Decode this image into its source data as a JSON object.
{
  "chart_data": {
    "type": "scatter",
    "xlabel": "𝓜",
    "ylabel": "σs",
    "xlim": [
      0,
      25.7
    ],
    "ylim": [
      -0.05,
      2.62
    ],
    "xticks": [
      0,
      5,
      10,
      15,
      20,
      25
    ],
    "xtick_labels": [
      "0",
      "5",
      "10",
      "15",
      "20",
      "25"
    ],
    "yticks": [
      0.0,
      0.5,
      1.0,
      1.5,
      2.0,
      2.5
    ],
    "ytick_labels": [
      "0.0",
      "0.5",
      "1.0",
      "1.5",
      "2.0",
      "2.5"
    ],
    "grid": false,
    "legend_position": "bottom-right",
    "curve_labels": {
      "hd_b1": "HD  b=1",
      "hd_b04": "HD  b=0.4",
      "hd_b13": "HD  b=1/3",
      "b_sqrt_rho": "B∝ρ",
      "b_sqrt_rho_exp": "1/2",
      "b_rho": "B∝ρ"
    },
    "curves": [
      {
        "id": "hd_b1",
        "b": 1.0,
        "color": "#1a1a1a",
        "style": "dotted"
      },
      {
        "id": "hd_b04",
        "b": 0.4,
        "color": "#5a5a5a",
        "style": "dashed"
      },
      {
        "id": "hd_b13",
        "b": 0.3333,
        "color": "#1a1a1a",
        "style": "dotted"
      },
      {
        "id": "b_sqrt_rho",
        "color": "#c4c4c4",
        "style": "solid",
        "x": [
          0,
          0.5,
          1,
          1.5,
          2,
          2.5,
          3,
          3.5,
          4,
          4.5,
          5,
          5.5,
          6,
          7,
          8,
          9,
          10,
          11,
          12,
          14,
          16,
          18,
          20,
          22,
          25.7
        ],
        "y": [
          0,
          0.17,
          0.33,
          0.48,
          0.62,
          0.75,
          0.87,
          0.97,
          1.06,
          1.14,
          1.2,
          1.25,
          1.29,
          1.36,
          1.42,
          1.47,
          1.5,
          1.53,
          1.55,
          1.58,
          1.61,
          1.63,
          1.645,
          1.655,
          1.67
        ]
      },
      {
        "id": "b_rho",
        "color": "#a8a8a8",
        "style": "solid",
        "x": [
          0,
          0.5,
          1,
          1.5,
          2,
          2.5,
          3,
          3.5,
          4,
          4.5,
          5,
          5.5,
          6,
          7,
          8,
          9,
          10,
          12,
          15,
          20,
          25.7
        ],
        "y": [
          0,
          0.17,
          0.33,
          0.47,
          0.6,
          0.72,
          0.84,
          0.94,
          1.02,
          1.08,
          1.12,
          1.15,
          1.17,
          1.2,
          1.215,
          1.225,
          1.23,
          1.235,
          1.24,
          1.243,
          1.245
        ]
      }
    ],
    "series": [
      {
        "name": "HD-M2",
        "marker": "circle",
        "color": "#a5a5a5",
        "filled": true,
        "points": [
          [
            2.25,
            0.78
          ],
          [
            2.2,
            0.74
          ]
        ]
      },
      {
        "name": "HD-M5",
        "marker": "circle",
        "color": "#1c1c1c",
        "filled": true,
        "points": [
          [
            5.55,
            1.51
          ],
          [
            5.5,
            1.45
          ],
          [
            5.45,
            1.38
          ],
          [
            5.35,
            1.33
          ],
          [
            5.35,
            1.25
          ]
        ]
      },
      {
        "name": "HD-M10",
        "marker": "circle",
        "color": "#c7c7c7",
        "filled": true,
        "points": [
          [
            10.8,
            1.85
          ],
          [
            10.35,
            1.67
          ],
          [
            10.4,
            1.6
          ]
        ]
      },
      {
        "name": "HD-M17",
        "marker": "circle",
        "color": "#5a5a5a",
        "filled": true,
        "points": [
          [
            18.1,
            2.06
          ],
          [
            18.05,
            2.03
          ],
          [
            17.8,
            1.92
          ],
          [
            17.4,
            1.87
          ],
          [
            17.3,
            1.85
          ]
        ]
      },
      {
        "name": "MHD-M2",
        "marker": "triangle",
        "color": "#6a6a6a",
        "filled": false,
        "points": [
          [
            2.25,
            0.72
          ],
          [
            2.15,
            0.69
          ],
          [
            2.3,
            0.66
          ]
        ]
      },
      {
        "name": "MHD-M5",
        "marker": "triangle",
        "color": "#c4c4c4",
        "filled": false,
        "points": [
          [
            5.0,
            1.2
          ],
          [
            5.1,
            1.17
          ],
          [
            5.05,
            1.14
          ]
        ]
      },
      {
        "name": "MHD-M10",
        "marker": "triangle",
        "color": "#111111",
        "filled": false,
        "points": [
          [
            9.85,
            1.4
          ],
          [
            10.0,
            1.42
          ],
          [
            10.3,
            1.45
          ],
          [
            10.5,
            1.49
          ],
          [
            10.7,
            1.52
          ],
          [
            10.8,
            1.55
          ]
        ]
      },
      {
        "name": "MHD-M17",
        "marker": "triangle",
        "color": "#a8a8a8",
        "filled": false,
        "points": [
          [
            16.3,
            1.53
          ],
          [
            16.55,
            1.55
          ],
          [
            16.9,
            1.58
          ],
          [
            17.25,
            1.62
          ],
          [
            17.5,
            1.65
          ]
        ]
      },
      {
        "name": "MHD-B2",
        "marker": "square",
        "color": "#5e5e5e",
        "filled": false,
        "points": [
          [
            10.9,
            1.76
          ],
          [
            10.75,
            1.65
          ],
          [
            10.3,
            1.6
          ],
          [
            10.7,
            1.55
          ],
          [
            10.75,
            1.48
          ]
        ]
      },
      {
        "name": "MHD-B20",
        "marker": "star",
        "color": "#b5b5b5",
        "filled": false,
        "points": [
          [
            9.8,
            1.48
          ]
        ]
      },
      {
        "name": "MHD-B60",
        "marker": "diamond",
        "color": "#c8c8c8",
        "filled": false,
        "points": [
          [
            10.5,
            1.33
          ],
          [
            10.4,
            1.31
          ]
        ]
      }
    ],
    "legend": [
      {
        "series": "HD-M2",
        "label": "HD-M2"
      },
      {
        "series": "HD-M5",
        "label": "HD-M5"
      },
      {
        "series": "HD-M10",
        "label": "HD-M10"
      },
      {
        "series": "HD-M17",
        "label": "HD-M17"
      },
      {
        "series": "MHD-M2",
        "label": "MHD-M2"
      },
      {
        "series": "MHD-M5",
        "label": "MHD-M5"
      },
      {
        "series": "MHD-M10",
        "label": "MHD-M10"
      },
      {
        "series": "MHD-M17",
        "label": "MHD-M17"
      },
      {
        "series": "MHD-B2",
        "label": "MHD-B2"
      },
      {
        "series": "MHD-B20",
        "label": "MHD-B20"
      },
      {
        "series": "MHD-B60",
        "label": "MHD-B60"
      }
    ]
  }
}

------------

Your task is to gather all lines from the entries above that hold the word "series".

    "series": [
        "series": "HD-M2",
        "series": "HD-M5",
        "series": "HD-M10",
        "series": "HD-M17",
        "series": "MHD-M2",
        "series": "MHD-M5",
        "series": "MHD-M10",
        "series": "MHD-M17",
        "series": "MHD-B2",
        "series": "MHD-B20",
        "series": "MHD-B60",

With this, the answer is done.